TASK:
Pull out every line below holding the word "legend".

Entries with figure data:
■ ■ ■ ■ ■ ■ ■
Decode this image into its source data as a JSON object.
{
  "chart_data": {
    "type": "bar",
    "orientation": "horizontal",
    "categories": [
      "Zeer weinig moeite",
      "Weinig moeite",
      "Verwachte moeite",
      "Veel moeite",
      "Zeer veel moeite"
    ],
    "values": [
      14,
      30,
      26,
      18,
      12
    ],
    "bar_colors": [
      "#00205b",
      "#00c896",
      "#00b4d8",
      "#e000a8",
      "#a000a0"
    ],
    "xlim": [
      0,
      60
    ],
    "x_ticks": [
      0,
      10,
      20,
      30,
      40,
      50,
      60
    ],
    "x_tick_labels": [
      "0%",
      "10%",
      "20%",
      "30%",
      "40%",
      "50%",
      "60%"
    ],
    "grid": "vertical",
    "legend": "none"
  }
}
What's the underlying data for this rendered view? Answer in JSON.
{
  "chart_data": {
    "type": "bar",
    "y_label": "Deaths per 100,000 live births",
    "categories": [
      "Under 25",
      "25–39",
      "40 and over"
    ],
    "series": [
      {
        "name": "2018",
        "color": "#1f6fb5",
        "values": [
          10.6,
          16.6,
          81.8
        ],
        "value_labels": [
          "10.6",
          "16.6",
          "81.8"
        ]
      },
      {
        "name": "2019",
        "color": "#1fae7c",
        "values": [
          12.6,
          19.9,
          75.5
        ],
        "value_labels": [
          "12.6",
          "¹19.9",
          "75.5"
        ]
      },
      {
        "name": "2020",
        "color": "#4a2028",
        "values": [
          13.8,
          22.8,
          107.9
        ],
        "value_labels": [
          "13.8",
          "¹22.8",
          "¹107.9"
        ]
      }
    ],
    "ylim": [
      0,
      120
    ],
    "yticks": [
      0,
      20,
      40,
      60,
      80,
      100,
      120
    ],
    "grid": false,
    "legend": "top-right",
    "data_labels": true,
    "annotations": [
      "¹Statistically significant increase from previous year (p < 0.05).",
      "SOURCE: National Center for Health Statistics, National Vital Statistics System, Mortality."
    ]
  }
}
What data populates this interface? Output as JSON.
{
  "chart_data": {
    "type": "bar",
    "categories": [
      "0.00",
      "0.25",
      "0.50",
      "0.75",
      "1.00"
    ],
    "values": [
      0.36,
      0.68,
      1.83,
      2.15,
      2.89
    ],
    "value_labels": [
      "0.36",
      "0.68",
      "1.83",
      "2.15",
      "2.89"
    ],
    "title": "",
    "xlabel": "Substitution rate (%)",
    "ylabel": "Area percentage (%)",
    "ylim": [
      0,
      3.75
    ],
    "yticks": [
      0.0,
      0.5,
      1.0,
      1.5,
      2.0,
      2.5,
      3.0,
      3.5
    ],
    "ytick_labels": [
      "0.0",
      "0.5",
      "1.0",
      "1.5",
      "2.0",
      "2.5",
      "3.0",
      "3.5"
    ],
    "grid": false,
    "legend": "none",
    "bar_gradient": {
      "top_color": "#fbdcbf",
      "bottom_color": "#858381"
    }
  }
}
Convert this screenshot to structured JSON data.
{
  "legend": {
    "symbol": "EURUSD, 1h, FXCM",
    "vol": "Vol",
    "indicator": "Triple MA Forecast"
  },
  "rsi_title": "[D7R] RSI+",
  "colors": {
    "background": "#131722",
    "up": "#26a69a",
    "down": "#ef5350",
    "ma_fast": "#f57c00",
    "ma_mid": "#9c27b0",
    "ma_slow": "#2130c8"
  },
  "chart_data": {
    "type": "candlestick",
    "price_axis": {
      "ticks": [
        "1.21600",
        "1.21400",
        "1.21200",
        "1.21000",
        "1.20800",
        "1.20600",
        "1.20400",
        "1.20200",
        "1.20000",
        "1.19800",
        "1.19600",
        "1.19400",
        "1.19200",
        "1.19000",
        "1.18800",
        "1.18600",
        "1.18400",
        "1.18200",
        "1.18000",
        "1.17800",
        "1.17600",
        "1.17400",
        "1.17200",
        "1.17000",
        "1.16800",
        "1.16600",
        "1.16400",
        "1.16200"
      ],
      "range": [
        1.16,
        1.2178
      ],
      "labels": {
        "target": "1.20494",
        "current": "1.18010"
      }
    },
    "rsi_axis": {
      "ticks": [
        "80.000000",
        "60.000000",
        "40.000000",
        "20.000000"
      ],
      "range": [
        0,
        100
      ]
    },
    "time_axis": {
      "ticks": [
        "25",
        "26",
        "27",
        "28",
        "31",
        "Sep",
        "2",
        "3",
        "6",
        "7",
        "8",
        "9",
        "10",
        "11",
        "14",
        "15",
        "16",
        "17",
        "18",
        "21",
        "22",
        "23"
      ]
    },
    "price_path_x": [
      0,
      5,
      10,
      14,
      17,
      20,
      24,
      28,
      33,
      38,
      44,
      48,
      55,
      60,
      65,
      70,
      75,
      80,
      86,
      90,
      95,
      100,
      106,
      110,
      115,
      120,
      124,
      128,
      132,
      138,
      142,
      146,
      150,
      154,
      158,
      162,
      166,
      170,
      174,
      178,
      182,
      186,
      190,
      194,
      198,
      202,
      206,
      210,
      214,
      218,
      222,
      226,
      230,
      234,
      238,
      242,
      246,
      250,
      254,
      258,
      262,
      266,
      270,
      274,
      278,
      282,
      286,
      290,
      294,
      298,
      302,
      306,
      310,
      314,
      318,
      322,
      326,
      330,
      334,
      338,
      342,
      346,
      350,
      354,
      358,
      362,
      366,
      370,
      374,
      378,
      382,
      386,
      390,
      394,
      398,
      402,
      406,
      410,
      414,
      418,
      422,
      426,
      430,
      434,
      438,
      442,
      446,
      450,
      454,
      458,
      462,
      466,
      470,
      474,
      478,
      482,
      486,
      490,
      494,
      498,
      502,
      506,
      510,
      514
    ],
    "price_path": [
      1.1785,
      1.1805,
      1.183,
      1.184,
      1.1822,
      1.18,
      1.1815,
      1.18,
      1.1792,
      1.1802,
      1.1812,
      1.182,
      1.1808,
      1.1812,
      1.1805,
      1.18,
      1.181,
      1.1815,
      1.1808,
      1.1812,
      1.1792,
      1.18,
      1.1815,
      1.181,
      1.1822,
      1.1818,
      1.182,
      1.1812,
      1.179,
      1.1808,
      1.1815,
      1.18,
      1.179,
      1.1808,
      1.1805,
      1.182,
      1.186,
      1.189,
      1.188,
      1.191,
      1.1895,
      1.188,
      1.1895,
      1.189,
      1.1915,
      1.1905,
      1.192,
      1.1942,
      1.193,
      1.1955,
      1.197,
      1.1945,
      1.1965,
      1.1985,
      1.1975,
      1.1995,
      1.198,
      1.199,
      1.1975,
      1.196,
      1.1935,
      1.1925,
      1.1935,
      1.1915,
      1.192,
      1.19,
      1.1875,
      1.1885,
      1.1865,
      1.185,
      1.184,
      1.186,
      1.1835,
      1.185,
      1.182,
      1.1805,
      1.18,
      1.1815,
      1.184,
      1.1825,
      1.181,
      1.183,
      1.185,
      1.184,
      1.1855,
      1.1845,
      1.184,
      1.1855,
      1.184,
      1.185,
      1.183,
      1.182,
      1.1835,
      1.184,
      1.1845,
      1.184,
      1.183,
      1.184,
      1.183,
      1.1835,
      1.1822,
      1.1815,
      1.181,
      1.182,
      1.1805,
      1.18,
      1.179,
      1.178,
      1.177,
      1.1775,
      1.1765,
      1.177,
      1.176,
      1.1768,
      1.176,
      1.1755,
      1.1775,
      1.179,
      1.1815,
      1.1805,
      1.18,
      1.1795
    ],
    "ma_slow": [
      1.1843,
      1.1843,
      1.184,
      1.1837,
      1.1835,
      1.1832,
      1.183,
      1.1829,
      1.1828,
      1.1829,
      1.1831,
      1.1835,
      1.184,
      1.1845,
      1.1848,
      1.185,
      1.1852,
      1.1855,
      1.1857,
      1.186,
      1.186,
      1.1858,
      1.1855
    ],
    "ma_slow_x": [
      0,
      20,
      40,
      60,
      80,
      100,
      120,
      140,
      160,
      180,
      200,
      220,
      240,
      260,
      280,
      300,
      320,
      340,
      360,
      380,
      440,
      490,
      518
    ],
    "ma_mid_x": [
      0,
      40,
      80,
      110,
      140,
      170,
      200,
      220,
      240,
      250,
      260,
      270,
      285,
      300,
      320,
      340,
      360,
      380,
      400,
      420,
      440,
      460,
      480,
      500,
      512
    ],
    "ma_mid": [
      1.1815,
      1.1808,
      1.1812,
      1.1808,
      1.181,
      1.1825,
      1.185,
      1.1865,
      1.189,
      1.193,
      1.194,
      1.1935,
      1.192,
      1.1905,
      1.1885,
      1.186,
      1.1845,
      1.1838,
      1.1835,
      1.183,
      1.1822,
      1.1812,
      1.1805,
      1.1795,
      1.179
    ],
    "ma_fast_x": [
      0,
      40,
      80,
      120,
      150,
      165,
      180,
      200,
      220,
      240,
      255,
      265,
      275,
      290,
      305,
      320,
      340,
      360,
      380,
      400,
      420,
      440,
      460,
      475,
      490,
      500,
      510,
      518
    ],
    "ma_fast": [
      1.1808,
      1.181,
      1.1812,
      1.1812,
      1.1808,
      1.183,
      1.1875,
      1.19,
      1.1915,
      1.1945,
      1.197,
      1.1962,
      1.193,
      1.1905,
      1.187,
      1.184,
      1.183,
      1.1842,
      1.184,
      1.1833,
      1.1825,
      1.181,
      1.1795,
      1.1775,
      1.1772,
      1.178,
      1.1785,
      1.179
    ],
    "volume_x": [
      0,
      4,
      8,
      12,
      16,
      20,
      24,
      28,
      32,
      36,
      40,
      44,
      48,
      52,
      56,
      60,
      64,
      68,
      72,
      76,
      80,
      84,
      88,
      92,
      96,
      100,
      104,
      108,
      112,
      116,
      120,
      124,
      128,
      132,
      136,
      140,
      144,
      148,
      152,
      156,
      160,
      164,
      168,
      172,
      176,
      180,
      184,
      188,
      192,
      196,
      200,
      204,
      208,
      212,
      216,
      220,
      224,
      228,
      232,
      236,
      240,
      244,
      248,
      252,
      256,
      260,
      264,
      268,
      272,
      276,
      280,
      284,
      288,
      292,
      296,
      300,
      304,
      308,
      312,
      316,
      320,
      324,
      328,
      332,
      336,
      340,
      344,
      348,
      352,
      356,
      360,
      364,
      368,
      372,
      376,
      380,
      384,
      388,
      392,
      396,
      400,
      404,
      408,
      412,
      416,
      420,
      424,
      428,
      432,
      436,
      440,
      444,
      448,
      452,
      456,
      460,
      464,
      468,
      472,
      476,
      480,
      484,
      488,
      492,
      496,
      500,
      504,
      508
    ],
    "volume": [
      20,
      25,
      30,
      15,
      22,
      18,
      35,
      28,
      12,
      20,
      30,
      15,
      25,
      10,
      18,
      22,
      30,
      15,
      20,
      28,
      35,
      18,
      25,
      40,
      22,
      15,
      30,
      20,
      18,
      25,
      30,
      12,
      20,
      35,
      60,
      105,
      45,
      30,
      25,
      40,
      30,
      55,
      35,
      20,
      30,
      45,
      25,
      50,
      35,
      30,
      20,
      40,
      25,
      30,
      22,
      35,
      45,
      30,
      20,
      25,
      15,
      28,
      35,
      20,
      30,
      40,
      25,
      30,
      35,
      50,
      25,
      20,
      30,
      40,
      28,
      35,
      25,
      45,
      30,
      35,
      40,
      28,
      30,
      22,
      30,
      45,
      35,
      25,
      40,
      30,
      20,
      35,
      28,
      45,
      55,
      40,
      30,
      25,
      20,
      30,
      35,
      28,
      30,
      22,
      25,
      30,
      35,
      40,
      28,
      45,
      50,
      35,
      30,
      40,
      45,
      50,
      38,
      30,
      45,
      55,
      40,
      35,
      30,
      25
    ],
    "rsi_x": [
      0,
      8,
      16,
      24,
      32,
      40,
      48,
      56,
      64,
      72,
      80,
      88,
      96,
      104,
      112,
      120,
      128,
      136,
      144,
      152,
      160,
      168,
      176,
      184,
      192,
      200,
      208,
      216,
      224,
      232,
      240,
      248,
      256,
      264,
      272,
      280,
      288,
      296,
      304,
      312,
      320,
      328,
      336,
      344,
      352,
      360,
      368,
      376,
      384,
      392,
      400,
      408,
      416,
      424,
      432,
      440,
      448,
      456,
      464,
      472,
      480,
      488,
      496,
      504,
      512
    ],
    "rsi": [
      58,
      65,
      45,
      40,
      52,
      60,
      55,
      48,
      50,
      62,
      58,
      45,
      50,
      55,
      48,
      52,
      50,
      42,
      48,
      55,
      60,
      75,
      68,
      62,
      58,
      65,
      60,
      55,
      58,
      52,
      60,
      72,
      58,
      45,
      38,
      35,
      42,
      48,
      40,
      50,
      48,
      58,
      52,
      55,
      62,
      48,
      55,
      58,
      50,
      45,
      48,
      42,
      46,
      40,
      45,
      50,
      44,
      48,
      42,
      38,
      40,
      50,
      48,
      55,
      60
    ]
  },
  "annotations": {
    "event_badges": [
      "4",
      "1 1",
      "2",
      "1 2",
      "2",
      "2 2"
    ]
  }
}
■ ■ ■ ■ ■ ■ ■
TASK OUTPUT:
    "legend": "none"
    "legend": "top-right",
    "legend": "none",
  "legend": {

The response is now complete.